++++ Records shown ++++

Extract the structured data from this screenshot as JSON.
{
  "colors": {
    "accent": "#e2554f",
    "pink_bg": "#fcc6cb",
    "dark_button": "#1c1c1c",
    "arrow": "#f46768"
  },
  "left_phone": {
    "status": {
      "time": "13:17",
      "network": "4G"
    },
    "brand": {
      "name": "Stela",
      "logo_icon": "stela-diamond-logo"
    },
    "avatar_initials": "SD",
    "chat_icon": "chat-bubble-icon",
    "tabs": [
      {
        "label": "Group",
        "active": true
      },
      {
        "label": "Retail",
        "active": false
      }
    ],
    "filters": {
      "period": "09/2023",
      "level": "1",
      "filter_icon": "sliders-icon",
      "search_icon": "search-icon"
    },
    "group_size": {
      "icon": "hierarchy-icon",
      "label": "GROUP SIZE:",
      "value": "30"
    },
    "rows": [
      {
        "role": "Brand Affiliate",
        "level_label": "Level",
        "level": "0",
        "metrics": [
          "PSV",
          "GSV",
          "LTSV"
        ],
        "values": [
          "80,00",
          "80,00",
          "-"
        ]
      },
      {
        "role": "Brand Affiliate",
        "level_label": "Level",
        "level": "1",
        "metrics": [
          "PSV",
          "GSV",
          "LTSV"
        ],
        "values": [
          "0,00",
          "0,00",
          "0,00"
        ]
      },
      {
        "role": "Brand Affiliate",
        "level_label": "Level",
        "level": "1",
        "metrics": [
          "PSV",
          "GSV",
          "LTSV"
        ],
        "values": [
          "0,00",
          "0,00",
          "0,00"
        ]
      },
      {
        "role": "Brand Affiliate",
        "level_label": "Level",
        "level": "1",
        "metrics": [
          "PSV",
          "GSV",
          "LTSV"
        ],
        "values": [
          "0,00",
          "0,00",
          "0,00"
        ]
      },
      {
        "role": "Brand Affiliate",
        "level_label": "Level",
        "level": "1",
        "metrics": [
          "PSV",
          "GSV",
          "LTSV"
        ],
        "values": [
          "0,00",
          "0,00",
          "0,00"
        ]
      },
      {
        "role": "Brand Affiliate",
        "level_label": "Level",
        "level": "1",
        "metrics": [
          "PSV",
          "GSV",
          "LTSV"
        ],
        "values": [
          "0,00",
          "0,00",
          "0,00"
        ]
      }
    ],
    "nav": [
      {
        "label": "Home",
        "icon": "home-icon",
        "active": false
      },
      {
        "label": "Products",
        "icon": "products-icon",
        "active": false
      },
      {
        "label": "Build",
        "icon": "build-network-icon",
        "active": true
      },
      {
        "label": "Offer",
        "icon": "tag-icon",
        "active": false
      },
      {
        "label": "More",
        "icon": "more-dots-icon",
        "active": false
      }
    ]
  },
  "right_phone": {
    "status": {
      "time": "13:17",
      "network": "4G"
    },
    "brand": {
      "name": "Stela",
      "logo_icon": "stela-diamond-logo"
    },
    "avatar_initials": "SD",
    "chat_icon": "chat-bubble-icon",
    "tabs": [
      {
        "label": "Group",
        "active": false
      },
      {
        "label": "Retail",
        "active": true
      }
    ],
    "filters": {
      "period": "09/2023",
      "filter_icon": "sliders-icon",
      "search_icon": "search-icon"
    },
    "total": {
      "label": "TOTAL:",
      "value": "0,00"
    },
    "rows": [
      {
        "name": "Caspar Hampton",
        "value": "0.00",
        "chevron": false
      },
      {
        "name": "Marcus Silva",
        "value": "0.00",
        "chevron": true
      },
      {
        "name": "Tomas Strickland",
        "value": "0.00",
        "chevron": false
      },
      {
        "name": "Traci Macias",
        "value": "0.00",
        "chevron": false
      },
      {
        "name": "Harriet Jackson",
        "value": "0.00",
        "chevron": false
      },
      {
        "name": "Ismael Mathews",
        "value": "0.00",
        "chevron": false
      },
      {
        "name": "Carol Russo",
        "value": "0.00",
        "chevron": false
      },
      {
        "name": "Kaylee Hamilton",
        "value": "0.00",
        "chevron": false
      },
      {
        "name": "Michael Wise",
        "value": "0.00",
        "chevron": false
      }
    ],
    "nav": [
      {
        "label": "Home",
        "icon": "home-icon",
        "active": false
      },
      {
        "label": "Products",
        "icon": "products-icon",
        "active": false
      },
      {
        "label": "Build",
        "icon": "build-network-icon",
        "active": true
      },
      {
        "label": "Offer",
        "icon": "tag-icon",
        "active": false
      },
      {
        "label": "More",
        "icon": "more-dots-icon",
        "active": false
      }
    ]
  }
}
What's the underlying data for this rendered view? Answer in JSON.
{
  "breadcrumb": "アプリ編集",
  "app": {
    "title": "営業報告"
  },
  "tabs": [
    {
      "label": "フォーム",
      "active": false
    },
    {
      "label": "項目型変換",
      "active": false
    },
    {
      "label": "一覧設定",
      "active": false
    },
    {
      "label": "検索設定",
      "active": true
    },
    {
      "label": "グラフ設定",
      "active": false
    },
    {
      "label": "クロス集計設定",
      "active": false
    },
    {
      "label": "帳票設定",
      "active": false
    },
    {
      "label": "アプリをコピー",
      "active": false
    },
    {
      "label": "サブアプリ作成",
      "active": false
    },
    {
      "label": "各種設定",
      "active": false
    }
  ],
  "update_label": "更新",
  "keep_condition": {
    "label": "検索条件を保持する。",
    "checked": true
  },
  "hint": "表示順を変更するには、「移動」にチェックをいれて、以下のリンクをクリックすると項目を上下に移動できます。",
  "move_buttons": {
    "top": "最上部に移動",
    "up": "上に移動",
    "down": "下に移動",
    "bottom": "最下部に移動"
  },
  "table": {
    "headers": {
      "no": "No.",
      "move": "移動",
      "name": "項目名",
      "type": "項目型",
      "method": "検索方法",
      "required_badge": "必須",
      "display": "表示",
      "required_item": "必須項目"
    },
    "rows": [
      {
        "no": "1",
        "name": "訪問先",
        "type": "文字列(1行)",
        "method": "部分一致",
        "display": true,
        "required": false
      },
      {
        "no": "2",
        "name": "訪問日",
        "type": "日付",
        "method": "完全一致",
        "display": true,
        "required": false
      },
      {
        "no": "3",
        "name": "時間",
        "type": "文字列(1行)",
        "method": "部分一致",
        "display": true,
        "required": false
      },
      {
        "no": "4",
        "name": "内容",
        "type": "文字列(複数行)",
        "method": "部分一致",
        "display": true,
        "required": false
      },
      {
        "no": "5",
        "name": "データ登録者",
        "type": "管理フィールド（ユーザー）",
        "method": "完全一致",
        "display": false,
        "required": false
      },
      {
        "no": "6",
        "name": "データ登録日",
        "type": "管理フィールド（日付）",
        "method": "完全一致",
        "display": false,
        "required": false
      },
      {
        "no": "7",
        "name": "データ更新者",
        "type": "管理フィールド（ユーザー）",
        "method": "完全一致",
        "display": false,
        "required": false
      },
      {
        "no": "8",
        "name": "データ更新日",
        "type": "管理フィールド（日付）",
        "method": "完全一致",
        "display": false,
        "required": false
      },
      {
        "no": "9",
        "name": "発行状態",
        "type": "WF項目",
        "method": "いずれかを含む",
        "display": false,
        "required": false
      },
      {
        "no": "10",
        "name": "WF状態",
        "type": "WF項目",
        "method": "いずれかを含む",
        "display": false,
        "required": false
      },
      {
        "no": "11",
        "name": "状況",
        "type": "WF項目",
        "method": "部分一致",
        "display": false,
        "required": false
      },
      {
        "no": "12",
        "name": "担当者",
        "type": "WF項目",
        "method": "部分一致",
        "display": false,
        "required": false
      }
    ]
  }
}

++++

* Work to be completed
Consider the entries above and return each line with the string "this".

* Output
Extract the structured data from this screenshot as JSON.
What's the underlying data for this rendered view? Answer in JSON.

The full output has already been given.